▸ EXERCISE DETAILS
Type out the material below exactly.

▸ INPUT DATA
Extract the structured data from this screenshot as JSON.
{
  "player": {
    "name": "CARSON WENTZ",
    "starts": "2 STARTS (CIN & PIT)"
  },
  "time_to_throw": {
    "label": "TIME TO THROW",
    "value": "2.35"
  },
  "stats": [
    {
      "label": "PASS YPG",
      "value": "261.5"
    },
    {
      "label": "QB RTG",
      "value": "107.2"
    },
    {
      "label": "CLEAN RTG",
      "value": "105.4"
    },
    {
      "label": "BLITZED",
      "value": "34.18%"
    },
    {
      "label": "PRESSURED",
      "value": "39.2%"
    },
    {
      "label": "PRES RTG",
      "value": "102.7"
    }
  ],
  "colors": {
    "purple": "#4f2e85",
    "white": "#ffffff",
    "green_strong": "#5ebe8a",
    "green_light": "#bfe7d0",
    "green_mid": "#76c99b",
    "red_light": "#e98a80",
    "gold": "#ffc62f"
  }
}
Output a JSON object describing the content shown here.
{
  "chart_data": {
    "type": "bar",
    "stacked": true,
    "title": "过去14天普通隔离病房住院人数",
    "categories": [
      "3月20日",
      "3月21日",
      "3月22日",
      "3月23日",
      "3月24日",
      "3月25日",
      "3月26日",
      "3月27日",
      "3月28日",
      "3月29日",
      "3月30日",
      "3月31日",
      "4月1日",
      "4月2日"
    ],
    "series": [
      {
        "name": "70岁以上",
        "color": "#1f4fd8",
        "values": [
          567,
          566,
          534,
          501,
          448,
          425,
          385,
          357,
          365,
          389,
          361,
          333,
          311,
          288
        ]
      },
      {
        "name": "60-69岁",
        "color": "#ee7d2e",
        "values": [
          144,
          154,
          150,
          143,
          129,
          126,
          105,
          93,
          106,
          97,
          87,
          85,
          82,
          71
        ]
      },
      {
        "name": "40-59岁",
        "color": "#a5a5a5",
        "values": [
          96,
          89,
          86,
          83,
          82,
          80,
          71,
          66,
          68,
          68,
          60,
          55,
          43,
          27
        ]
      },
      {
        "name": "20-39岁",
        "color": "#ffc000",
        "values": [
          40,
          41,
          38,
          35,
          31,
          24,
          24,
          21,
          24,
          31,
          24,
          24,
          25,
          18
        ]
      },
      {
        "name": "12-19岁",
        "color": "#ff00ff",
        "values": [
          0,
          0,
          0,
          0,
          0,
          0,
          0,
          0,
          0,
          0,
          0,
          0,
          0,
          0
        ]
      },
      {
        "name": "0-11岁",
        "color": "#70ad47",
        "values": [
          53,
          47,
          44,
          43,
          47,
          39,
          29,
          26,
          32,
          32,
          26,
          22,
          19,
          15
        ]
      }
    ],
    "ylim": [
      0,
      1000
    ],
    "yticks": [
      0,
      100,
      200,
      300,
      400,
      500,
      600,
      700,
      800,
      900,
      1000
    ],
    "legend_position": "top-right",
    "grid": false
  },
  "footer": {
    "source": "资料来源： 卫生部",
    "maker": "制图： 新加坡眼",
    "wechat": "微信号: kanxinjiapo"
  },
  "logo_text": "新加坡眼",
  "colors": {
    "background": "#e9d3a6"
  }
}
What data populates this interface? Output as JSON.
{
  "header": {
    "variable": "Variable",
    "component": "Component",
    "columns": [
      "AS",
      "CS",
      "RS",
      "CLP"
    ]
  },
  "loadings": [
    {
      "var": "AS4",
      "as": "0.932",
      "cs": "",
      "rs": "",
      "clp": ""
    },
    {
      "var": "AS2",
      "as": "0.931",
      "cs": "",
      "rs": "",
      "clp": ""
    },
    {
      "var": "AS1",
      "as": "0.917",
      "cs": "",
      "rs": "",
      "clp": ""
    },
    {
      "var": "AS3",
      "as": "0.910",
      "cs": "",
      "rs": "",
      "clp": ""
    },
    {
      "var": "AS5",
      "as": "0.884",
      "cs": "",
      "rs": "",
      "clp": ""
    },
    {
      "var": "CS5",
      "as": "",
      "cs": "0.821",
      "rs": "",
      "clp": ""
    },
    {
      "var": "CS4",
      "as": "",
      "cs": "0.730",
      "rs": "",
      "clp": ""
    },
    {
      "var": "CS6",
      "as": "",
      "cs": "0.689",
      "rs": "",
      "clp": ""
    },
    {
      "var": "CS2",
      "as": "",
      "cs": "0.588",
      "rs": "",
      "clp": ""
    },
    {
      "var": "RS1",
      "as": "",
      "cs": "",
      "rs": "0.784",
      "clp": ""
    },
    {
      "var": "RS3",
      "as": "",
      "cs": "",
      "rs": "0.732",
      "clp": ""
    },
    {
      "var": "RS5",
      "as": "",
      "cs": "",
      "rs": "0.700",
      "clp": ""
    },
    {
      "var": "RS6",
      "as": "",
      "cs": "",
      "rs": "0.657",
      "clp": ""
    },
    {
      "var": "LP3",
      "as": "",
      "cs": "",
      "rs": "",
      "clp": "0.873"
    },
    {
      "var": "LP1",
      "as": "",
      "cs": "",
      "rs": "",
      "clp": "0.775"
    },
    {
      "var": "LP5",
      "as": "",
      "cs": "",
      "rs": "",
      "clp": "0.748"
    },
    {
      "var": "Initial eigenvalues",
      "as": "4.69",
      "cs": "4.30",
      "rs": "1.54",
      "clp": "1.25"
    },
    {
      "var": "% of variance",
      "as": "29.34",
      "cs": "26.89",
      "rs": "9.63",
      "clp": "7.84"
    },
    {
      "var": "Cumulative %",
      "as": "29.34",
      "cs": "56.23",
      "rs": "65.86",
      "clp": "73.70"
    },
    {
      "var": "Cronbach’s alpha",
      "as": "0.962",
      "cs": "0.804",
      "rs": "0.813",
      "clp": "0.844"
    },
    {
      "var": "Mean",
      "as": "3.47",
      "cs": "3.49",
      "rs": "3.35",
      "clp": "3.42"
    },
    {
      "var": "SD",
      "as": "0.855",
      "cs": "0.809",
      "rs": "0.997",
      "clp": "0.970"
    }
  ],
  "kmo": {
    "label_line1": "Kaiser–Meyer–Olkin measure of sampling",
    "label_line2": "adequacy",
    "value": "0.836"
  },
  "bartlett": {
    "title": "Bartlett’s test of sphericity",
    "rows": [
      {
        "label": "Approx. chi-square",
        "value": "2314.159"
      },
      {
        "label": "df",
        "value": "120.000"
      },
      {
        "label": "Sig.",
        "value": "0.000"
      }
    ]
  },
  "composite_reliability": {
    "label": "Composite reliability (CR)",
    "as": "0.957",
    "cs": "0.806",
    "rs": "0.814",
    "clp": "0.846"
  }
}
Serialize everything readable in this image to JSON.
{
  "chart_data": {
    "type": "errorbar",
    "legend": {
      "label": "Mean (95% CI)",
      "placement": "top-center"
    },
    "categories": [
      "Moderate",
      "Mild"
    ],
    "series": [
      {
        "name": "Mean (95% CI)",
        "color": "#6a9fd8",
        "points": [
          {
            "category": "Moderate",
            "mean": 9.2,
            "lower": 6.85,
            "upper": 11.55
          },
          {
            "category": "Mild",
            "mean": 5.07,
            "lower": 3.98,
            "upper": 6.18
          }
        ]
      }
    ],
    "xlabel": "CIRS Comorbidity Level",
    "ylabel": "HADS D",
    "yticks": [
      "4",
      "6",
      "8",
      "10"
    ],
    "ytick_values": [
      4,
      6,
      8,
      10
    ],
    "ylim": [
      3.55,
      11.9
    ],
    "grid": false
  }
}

▸ RESPONSE TO THIS TASK
Extract the structured data from this screenshot as JSON.
{
  "player": {
    "name": "CARSON WENTZ",
    "starts": "2 STARTS (CIN & PIT)"
  },
  "time_to_throw": {
    "label": "TIME TO THROW",
    "value": "2.35"
  },
  "stats": [
    {
      "label": "PASS YPG",
      "value": "261.5"
    },
    {
      "label": "QB RTG",
      "value": "107.2"
    },
    {
      "label": "CLEAN RTG",
      "value": "105.4"
    },
    {
      "label": "BLITZED",
      "value": "34.18%"
    },
    {
      "label": "PRESSURED",
      "value": "39.2%"
    },
    {
      "label": "PRES RTG",
      "value": "102.7"
    }
  ],
  "colors": {
    "purple": "#4f2e85",
    "white": "#ffffff",
    "green_strong": "#5ebe8a",
    "green_light": "#bfe7d0",
    "green_mid": "#76c99b",
    "red_light": "#e98a80",
    "gold": "#ffc62f"
  }
}
Output a JSON object describing the content shown here.
{
  "chart_data": {
    "type": "bar",
    "stacked": true,
    "title": "过去14天普通隔离病房住院人数",
    "categories": [
      "3月20日",
      "3月21日",
      "3月22日",
      "3月23日",
      "3月24日",
      "3月25日",
      "3月26日",
      "3月27日",
      "3月28日",
      "3月29日",
      "3月30日",
      "3月31日",
      "4月1日",
      "4月2日"
    ],
    "series": [
      {
        "name": "70岁以上",
        "color": "#1f4fd8",
        "values": [
          567,
          566,
          534,
          501,
          448,
          425,
          385,
          357,
          365,
          389,
          361,
          333,
          311,
          288
        ]
      },
      {
        "name": "60-69岁",
        "color": "#ee7d2e",
        "values": [
          144,
          154,
          150,
          143,
          129,
          126,
          105,
          93,
          106,
          97,
          87,
          85,
          82,
          71
        ]
      },
      {
        "name": "40-59岁",
        "color": "#a5a5a5",
        "values": [
          96,
          89,
          86,
          83,
          82,
          80,
          71,
          66,
          68,
          68,
          60,
          55,
          43,
          27
        ]
      },
      {
        "name": "20-39岁",
        "color": "#ffc000",
        "values": [
          40,
          41,
          38,
          35,
          31,
          24,
          24,
          21,
          24,
          31,
          24,
          24,
          25,
          18
        ]
      },
      {
        "name": "12-19岁",
        "color": "#ff00ff",
        "values": [
          0,
          0,
          0,
          0,
          0,
          0,
          0,
          0,
          0,
          0,
          0,
          0,
          0,
          0
        ]
      },
      {
        "name": "0-11岁",
        "color": "#70ad47",
        "values": [
          53,
          47,
          44,
          43,
          47,
          39,
          29,
          26,
          32,
          32,
          26,
          22,
          19,
          15
        ]
      }
    ],
    "ylim": [
      0,
      1000
    ],
    "yticks": [
      0,
      100,
      200,
      300,
      400,
      500,
      600,
      700,
      800,
      900,
      1000
    ],
    "legend_position": "top-right",
    "grid": false
  },
  "footer": {
    "source": "资料来源： 卫生部",
    "maker": "制图： 新加坡眼",
    "wechat": "微信号: kanxinjiapo"
  },
  "logo_text": "新加坡眼",
  "colors": {
    "background": "#e9d3a6"
  }
}
What data populates this interface? Output as JSON.
{
  "header": {
    "variable": "Variable",
    "component": "Component",
    "columns": [
      "AS",
      "CS",
      "RS",
      "CLP"
    ]
  },
  "loadings": [
    {
      "var": "AS4",
      "as": "0.932",
      "cs": "",
      "rs": "",
      "clp": ""
    },
    {
      "var": "AS2",
      "as": "0.931",
      "cs": "",
      "rs": "",
      "clp": ""
    },
    {
      "var": "AS1",
      "as": "0.917",
      "cs": "",
      "rs": "",
      "clp": ""
    },
    {
      "var": "AS3",
      "as": "0.910",
      "cs": "",
      "rs": "",
      "clp": ""
    },
    {
      "var": "AS5",
      "as": "0.884",
      "cs": "",
      "rs": "",
      "clp": ""
    },
    {
      "var": "CS5",
      "as": "",
      "cs": "0.821",
      "rs": "",
      "clp": ""
    },
    {
      "var": "CS4",
      "as": "",
      "cs": "0.730",
      "rs": "",
      "clp": ""
    },
    {
      "var": "CS6",
      "as": "",
      "cs": "0.689",
      "rs": "",
      "clp": ""
    },
    {
      "var": "CS2",
      "as": "",
      "cs": "0.588",
      "rs": "",
      "clp": ""
    },
    {
      "var": "RS1",
      "as": "",
      "cs": "",
      "rs": "0.784",
      "clp": ""
    },
    {
      "var": "RS3",
      "as": "",
      "cs": "",
      "rs": "0.732",
      "clp": ""
    },
    {
      "var": "RS5",
      "as": "",
      "cs": "",
      "rs": "0.700",
      "clp": ""
    },
    {
      "var": "RS6",
      "as": "",
      "cs": "",
      "rs": "0.657",
      "clp": ""
    },
    {
      "var": "LP3",
      "as": "",
      "cs": "",
      "rs": "",
      "clp": "0.873"
    },
    {
      "var": "LP1",
      "as": "",
      "cs": "",
      "rs": "",
      "clp": "0.775"
    },
    {
      "var": "LP5",
      "as": "",
      "cs": "",
      "rs": "",
      "clp": "0.748"
    },
    {
      "var": "Initial eigenvalues",
      "as": "4.69",
      "cs": "4.30",
      "rs": "1.54",
      "clp": "1.25"
    },
    {
      "var": "% of variance",
      "as": "29.34",
      "cs": "26.89",
      "rs": "9.63",
      "clp": "7.84"
    },
    {
      "var": "Cumulative %",
      "as": "29.34",
      "cs": "56.23",
      "rs": "65.86",
      "clp": "73.70"
    },
    {
      "var": "Cronbach’s alpha",
      "as": "0.962",
      "cs": "0.804",
      "rs": "0.813",
      "clp": "0.844"
    },
    {
      "var": "Mean",
      "as": "3.47",
      "cs": "3.49",
      "rs": "3.35",
      "clp": "3.42"
    },
    {
      "var": "SD",
      "as": "0.855",
      "cs": "0.809",
      "rs": "0.997",
      "clp": "0.970"
    }
  ],
  "kmo": {
    "label_line1": "Kaiser–Meyer–Olkin measure of sampling",
    "label_line2": "adequacy",
    "value": "0.836"
  },
  "bartlett": {
    "title": "Bartlett’s test of sphericity",
    "rows": [
      {
        "label": "Approx. chi-square",
        "value": "2314.159"
      },
      {
        "label": "df",
        "value": "120.000"
      },
      {
        "label": "Sig.",
        "value": "0.000"
      }
    ]
  },
  "composite_reliability": {
    "label": "Composite reliability (CR)",
    "as": "0.957",
    "cs": "0.806",
    "rs": "0.814",
    "clp": "0.846"
  }
}
Serialize everything readable in this image to JSON.
{
  "chart_data": {
    "type": "errorbar",
    "legend": {
      "label": "Mean (95% CI)",
      "placement": "top-center"
    },
    "categories": [
      "Moderate",
      "Mild"
    ],
    "series": [
      {
        "name": "Mean (95% CI)",
        "color": "#6a9fd8",
        "points": [
          {
            "category": "Moderate",
            "mean": 9.2,
            "lower": 6.85,
            "upper": 11.55
          },
          {
            "category": "Mild",
            "mean": 5.07,
            "lower": 3.98,
            "upper": 6.18
          }
        ]
      }
    ],
    "xlabel": "CIRS Comorbidity Level",
    "ylabel": "HADS D",
    "yticks": [
      "4",
      "6",
      "8",
      "10"
    ],
    "ytick_values": [
      4,
      6,
      8,
      10
    ],
    "ylim": [
      3.55,
      11.9
    ],
    "grid": false
  }
}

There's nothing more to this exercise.